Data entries
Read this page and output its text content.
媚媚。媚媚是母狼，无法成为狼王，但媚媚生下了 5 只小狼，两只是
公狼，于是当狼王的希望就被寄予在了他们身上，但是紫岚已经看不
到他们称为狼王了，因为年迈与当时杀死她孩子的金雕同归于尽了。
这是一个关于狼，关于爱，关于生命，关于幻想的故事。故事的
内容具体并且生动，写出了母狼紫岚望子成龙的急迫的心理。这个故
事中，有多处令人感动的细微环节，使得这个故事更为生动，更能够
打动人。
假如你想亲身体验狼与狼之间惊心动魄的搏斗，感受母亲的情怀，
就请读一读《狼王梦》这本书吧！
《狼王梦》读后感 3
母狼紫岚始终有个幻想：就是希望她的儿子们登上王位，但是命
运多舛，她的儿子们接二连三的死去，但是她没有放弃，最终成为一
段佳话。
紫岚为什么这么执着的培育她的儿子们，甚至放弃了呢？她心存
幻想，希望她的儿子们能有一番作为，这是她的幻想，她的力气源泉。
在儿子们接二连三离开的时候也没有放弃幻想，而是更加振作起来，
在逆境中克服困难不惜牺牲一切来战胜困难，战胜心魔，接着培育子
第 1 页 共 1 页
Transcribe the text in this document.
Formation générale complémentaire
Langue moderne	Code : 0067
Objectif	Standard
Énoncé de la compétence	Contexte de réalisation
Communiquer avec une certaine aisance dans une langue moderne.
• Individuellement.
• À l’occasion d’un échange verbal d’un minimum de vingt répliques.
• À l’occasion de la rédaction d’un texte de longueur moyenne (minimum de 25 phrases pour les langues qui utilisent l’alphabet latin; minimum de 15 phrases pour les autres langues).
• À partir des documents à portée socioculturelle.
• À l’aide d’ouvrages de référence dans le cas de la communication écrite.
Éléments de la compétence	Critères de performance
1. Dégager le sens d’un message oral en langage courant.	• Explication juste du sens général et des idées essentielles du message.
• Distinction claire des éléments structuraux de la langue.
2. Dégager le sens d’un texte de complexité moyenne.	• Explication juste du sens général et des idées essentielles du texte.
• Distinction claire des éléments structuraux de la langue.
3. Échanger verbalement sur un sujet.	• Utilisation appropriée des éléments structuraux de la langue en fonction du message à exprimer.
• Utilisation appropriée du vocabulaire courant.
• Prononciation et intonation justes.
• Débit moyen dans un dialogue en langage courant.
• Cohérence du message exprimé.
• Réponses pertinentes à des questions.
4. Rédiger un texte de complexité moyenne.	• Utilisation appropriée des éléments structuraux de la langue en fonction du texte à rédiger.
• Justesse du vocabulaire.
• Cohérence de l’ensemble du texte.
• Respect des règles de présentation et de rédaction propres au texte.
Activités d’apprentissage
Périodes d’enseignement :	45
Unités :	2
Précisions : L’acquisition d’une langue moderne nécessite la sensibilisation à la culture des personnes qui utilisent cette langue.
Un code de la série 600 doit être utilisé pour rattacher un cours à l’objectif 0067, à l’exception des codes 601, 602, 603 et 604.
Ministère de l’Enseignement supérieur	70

(DIRECTIVE)
Give back the whole listing exactly as it reads.

(TASK ANSWER)
Read this page and output its text content.
媚媚。媚媚是母狼，无法成为狼王，但媚媚生下了 5 只小狼，两只是
公狼，于是当狼王的希望就被寄予在了他们身上，但是紫岚已经看不
到他们称为狼王了，因为年迈与当时杀死她孩子的金雕同归于尽了。
这是一个关于狼，关于爱，关于生命，关于幻想的故事。故事的
内容具体并且生动，写出了母狼紫岚望子成龙的急迫的心理。这个故
事中，有多处令人感动的细微环节，使得这个故事更为生动，更能够
打动人。
假如你想亲身体验狼与狼之间惊心动魄的搏斗，感受母亲的情怀，
就请读一读《狼王梦》这本书吧！
《狼王梦》读后感 3
母狼紫岚始终有个幻想：就是希望她的儿子们登上王位，但是命
运多舛，她的儿子们接二连三的死去，但是她没有放弃，最终成为一
段佳话。
紫岚为什么这么执着的培育她的儿子们，甚至放弃了呢？她心存
幻想，希望她的儿子们能有一番作为，这是她的幻想，她的力气源泉。
在儿子们接二连三离开的时候也没有放弃幻想，而是更加振作起来，
在逆境中克服困难不惜牺牲一切来战胜困难，战胜心魔，接着培育子
第 1 页 共 1 页
Transcribe the text in this document.
Formation générale complémentaire
Langue moderne	Code : 0067
Objectif	Standard
Énoncé de la compétence	Contexte de réalisation
Communiquer avec une certaine aisance dans une langue moderne.
• Individuellement.
• À l’occasion d’un échange verbal d’un minimum de vingt répliques.
• À l’occasion de la rédaction d’un texte de longueur moyenne (minimum de 25 phrases pour les langues qui utilisent l’alphabet latin; minimum de 15 phrases pour les autres langues).
• À partir des documents à portée socioculturelle.
• À l’aide d’ouvrages de référence dans le cas de la communication écrite.
Éléments de la compétence	Critères de performance
1. Dégager le sens d’un message oral en langage courant.	• Explication juste du sens général et des idées essentielles du message.
• Distinction claire des éléments structuraux de la langue.
2. Dégager le sens d’un texte de complexité moyenne.	• Explication juste du sens général et des idées essentielles du texte.
• Distinction claire des éléments structuraux de la langue.
3. Échanger verbalement sur un sujet.	• Utilisation appropriée des éléments structuraux de la langue en fonction du message à exprimer.
• Utilisation appropriée du vocabulaire courant.
• Prononciation et intonation justes.
• Débit moyen dans un dialogue en langage courant.
• Cohérence du message exprimé.
• Réponses pertinentes à des questions.
4. Rédiger un texte de complexité moyenne.	• Utilisation appropriée des éléments structuraux de la langue en fonction du texte à rédiger.
• Justesse du vocabulaire.
• Cohérence de l’ensemble du texte.
• Respect des règles de présentation et de rédaction propres au texte.
Activités d’apprentissage
Périodes d’enseignement :	45
Unités :	2
Précisions : L’acquisition d’une langue moderne nécessite la sensibilisation à la culture des personnes qui utilisent cette langue.
Un code de la série 600 doit être utilisé pour rattacher un cours à l’objectif 0067, à l’exception des codes 601, 602, 603 et 604.
Ministère de l’Enseignement supérieur	70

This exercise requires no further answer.